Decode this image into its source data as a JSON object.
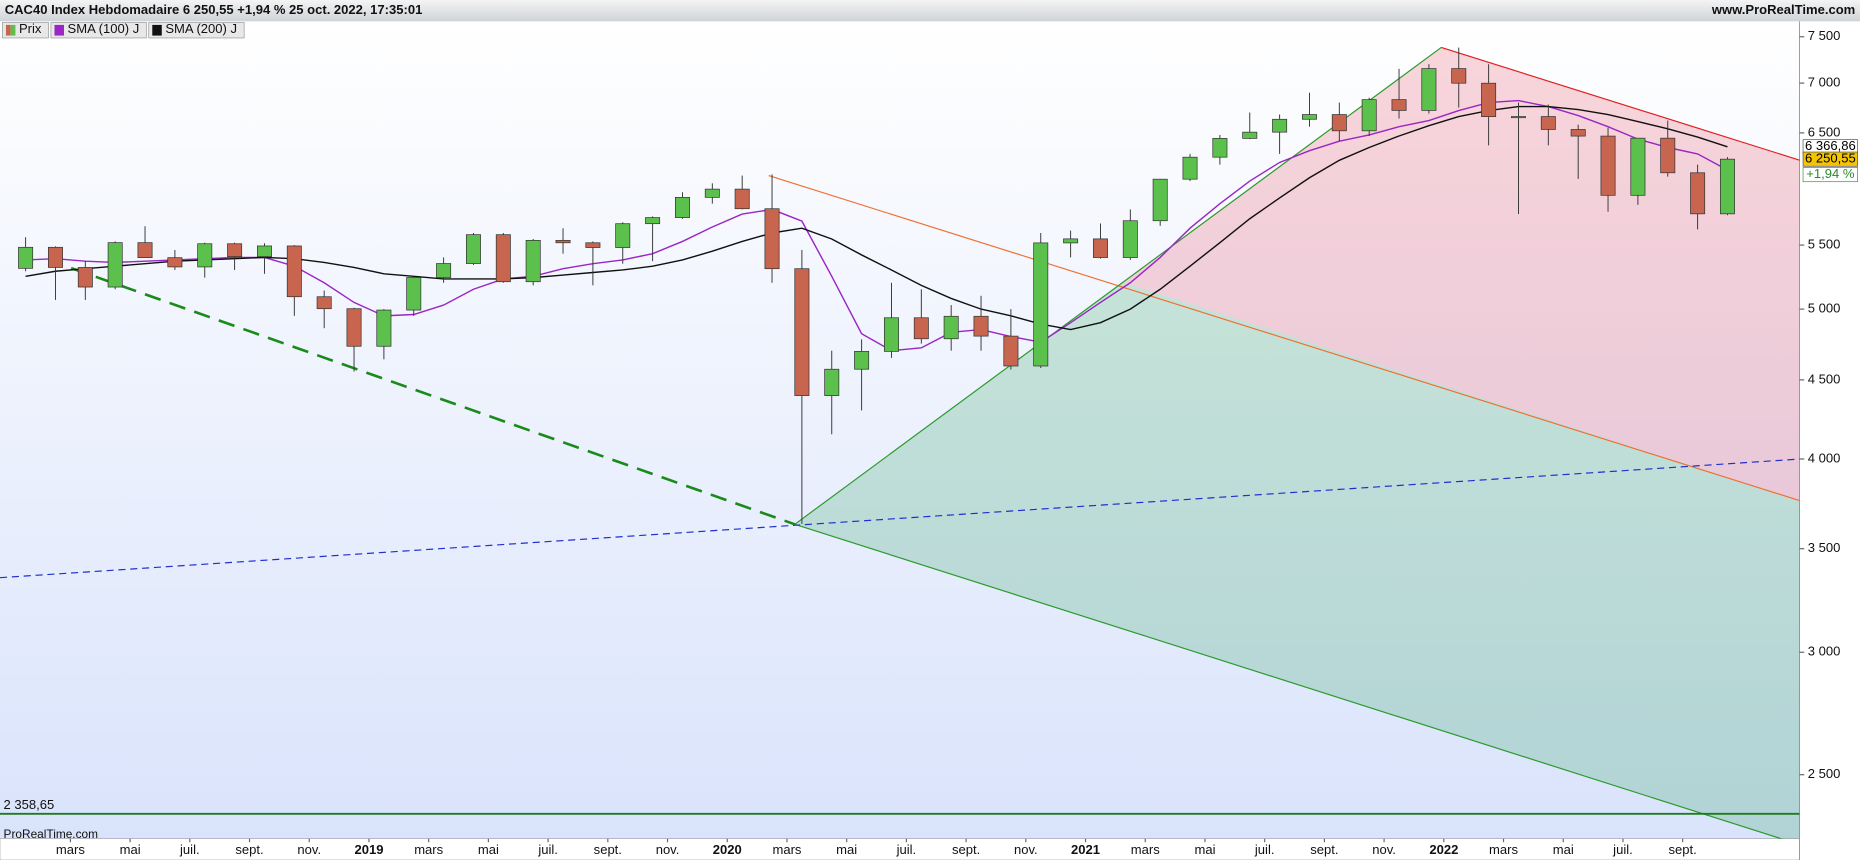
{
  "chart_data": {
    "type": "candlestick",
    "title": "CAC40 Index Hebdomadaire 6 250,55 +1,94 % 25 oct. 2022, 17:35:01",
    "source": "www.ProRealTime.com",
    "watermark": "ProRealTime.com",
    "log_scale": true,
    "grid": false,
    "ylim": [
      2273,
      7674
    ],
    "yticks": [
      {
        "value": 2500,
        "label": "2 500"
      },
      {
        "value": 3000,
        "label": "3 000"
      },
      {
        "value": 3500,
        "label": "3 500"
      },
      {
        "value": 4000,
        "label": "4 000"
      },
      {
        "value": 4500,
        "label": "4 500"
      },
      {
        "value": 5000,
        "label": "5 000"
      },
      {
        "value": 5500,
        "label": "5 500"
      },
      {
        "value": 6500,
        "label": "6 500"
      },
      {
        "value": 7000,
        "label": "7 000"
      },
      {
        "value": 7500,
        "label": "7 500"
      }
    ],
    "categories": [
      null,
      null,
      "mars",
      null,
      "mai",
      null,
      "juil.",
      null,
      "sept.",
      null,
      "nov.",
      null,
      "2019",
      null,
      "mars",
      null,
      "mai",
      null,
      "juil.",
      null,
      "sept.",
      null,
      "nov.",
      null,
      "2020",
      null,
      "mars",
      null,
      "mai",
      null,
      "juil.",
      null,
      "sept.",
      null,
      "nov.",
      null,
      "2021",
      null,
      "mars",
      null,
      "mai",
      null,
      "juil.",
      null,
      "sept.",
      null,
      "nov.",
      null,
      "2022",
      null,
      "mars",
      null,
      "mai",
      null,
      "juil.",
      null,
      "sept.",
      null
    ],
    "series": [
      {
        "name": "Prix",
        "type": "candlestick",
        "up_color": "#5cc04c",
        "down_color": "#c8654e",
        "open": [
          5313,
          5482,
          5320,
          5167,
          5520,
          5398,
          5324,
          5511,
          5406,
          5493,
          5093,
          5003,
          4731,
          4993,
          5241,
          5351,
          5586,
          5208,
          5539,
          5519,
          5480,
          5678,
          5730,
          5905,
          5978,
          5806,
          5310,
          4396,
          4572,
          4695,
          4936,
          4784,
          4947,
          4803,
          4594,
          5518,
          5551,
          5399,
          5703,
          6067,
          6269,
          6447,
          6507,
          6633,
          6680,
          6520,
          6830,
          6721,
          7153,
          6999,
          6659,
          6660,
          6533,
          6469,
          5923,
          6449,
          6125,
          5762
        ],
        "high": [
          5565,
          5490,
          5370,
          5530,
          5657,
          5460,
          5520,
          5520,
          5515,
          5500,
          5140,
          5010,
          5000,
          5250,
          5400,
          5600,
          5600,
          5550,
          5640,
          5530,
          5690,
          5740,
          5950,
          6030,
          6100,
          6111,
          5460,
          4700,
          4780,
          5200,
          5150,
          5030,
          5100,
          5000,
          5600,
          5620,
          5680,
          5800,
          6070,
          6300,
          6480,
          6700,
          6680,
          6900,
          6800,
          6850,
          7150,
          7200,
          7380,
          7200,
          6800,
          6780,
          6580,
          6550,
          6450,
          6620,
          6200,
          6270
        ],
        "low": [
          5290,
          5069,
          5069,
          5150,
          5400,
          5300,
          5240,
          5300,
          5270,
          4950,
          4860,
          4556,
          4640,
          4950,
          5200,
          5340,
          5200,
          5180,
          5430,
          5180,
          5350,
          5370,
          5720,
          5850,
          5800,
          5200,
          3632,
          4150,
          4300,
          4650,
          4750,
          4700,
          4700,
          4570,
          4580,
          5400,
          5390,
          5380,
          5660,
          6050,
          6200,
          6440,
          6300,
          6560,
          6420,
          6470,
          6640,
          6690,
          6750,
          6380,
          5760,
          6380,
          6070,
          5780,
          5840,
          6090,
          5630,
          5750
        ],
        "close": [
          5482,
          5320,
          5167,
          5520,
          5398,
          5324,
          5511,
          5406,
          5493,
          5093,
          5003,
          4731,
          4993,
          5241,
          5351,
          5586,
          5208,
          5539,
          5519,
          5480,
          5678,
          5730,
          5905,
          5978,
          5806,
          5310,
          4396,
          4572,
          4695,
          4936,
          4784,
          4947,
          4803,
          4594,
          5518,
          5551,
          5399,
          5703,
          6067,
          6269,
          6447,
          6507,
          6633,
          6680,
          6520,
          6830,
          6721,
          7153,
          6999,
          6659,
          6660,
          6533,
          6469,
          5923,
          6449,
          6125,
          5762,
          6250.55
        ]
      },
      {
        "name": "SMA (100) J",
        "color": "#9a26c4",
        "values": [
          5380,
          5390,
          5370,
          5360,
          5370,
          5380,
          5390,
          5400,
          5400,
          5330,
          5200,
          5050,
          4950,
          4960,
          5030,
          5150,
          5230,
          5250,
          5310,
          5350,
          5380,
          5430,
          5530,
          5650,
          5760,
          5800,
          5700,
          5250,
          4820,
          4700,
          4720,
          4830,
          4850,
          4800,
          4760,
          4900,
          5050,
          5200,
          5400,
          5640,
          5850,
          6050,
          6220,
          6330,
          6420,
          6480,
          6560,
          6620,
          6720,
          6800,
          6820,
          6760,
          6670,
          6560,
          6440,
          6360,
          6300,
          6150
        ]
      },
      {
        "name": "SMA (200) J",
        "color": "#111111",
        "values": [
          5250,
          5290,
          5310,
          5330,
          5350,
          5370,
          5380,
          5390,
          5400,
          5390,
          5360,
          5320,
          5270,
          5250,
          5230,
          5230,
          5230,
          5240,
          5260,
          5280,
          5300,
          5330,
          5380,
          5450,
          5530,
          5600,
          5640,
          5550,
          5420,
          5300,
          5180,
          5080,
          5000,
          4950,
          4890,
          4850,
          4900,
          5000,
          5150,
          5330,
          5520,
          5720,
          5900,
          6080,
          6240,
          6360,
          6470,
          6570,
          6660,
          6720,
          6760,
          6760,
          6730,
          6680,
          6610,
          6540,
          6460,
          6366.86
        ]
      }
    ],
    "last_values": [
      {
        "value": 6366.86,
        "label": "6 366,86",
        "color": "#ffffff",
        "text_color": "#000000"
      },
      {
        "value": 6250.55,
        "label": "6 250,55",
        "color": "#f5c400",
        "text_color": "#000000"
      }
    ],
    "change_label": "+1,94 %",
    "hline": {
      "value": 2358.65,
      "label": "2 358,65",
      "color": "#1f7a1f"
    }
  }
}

____________

## THE PROBLEM
Across the preceding material, how many lines contain the word "source"? State the number alone.

## SOLUTION FOR THIS TASK
2